[Task instructions] Each entry is to be retyped without alteration, and no picture is to be included.
^^^^^^^^^^^^^^^^
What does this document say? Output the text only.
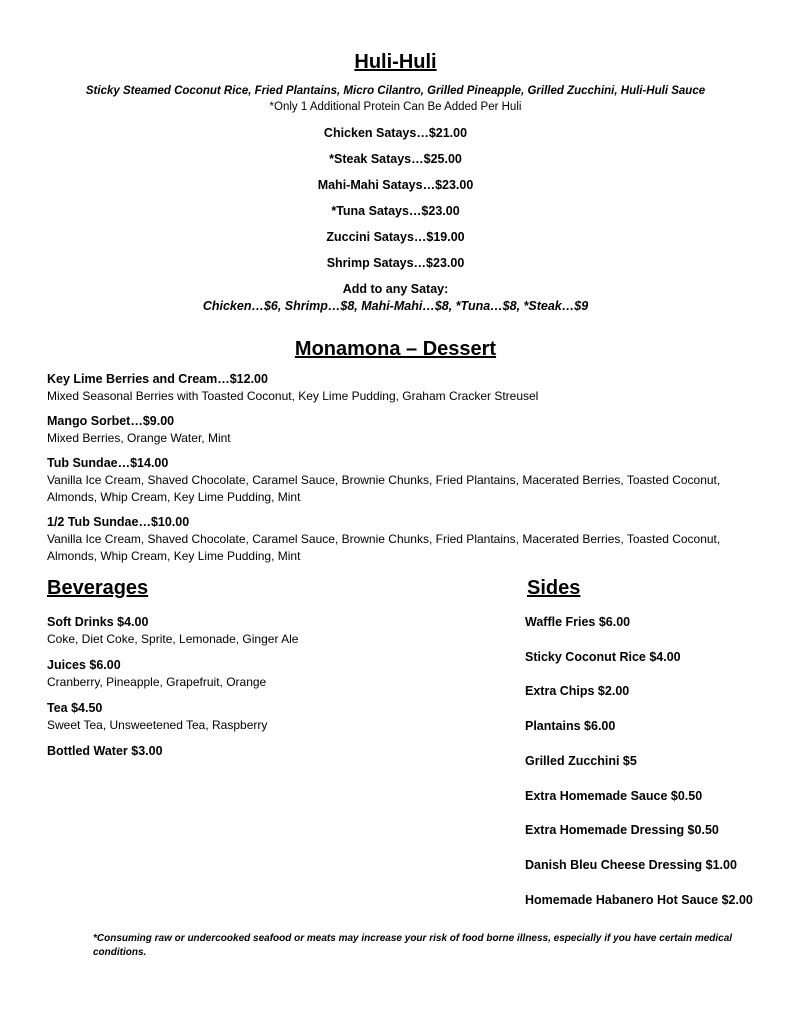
Huli-Huli
Sticky Steamed Coconut Rice, Fried Plantains, Micro Cilantro, Grilled Pineapple, Grilled Zucchini, Huli-Huli Sauce
*Only 1 Additional Protein Can Be Added Per Huli
Chicken Satays…$21.00
*Steak Satays…$25.00
Mahi-Mahi Satays…$23.00
*Tuna Satays…$23.00
Zuccini Satays…$19.00
Shrimp Satays…$23.00
Add to any Satay:
Chicken…$6, Shrimp…$8, Mahi-Mahi…$8, *Tuna…$8, *Steak…$9
Monamona – Dessert
Key Lime Berries and Cream…$12.00
Mixed Seasonal Berries with Toasted Coconut, Key Lime Pudding, Graham Cracker Streusel
Mango Sorbet…$9.00
Mixed Berries, Orange Water, Mint
Tub Sundae…$14.00
Vanilla Ice Cream, Shaved Chocolate, Caramel Sauce, Brownie Chunks, Fried Plantains, Macerated Berries, Toasted Coconut, Almonds, Whip Cream, Key Lime Pudding, Mint
1/2 Tub Sundae…$10.00
Vanilla Ice Cream, Shaved Chocolate, Caramel Sauce, Brownie Chunks, Fried Plantains, Macerated Berries, Toasted Coconut, Almonds, Whip Cream, Key Lime Pudding, Mint
Beverages
Soft Drinks $4.00
Coke, Diet Coke, Sprite, Lemonade, Ginger Ale
Juices $6.00
Cranberry, Pineapple, Grapefruit, Orange
Tea $4.50
Sweet Tea, Unsweetened Tea, Raspberry
Bottled Water $3.00
Sides
Waffle Fries $6.00
Sticky Coconut Rice $4.00
Extra Chips $2.00
Plantains $6.00
Grilled Zucchini $5
Extra Homemade Sauce $0.50
Extra Homemade Dressing $0.50
Danish Bleu Cheese Dressing $1.00
Homemade Habanero Hot Sauce $2.00
*Consuming raw or undercooked seafood or meats may increase your risk of food borne illness, especially if you have certain medical conditions.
^^^^^^^^^^^^^^^^
[Response]
What does this document say? Output the text only.
Huli-Huli
Sticky Steamed Coconut Rice, Fried Plantains, Micro Cilantro, Grilled Pineapple, Grilled Zucchini, Huli-Huli Sauce
*Only 1 Additional Protein Can Be Added Per Huli
Chicken Satays…$21.00
*Steak Satays…$25.00
Mahi-Mahi Satays…$23.00
*Tuna Satays…$23.00
Zuccini Satays…$19.00
Shrimp Satays…$23.00
Add to any Satay:
Chicken…$6, Shrimp…$8, Mahi-Mahi…$8, *Tuna…$8, *Steak…$9
Monamona – Dessert
Key Lime Berries and Cream…$12.00
Mixed Seasonal Berries with Toasted Coconut, Key Lime Pudding, Graham Cracker Streusel
Mango Sorbet…$9.00
Mixed Berries, Orange Water, Mint
Tub Sundae…$14.00
Vanilla Ice Cream, Shaved Chocolate, Caramel Sauce, Brownie Chunks, Fried Plantains, Macerated Berries, Toasted Coconut, Almonds, Whip Cream, Key Lime Pudding, Mint
1/2 Tub Sundae…$10.00
Vanilla Ice Cream, Shaved Chocolate, Caramel Sauce, Brownie Chunks, Fried Plantains, Macerated Berries, Toasted Coconut, Almonds, Whip Cream, Key Lime Pudding, Mint
Beverages
Soft Drinks $4.00
Coke, Diet Coke, Sprite, Lemonade, Ginger Ale
Juices $6.00
Cranberry, Pineapple, Grapefruit, Orange
Tea $4.50
Sweet Tea, Unsweetened Tea, Raspberry
Bottled Water $3.00
Sides
Waffle Fries $6.00
Sticky Coconut Rice $4.00
Extra Chips $2.00
Plantains $6.00
Grilled Zucchini $5
Extra Homemade Sauce $0.50
Extra Homemade Dressing $0.50
Danish Bleu Cheese Dressing $1.00
Homemade Habanero Hot Sauce $2.00
*Consuming raw or undercooked seafood or meats may increase your risk of food borne illness, especially if you have certain medical conditions.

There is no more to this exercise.